Aim: Reproduce every entry exactly and leave its pictures out.
################
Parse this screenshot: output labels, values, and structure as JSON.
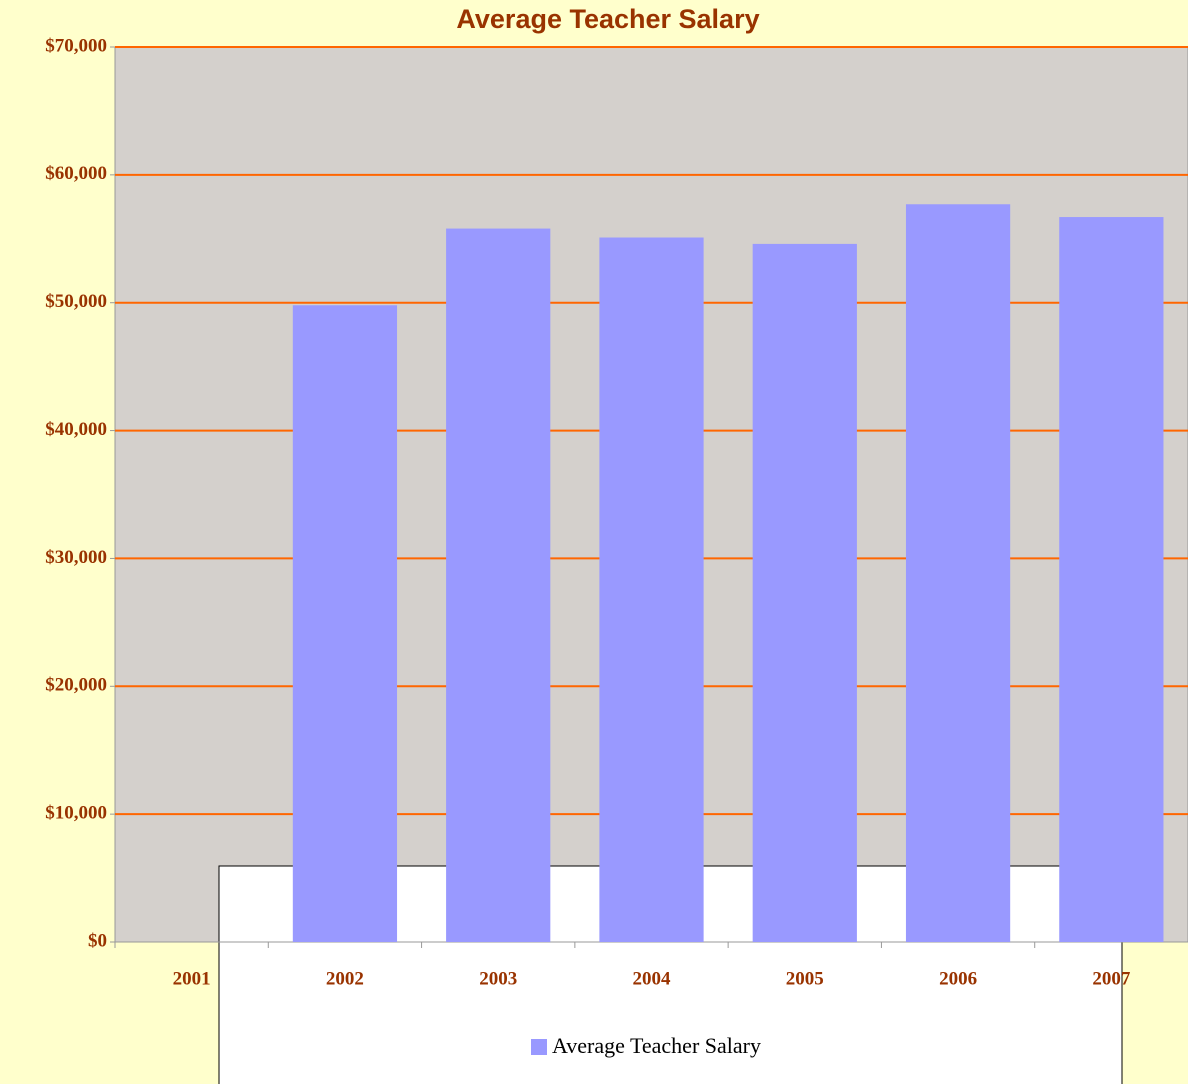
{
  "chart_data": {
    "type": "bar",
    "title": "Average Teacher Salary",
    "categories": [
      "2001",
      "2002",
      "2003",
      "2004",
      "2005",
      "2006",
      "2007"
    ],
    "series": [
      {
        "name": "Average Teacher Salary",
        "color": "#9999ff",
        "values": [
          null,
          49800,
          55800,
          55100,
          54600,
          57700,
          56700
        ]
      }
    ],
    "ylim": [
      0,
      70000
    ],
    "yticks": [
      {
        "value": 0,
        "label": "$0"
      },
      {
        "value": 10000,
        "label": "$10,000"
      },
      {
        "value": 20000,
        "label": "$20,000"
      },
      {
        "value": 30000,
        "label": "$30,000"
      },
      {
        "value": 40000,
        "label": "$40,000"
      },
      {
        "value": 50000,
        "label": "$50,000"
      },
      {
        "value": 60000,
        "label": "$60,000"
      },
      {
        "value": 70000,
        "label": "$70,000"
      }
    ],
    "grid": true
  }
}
################
Written solution:
Parse this screenshot: output labels, values, and structure as JSON.
{
  "chart_data": {
    "type": "bar",
    "title": "Average Teacher Salary",
    "categories": [
      "2001",
      "2002",
      "2003",
      "2004",
      "2005",
      "2006",
      "2007"
    ],
    "series": [
      {
        "name": "Average Teacher Salary",
        "color": "#9999ff",
        "values": [
          null,
          49800,
          55800,
          55100,
          54600,
          57700,
          56700
        ]
      }
    ],
    "ylim": [
      0,
      70000
    ],
    "yticks": [
      {
        "value": 0,
        "label": "$0"
      },
      {
        "value": 10000,
        "label": "$10,000"
      },
      {
        "value": 20000,
        "label": "$20,000"
      },
      {
        "value": 30000,
        "label": "$30,000"
      },
      {
        "value": 40000,
        "label": "$40,000"
      },
      {
        "value": 50000,
        "label": "$50,000"
      },
      {
        "value": 60000,
        "label": "$60,000"
      },
      {
        "value": 70000,
        "label": "$70,000"
      }
    ],
    "grid": true
  }
}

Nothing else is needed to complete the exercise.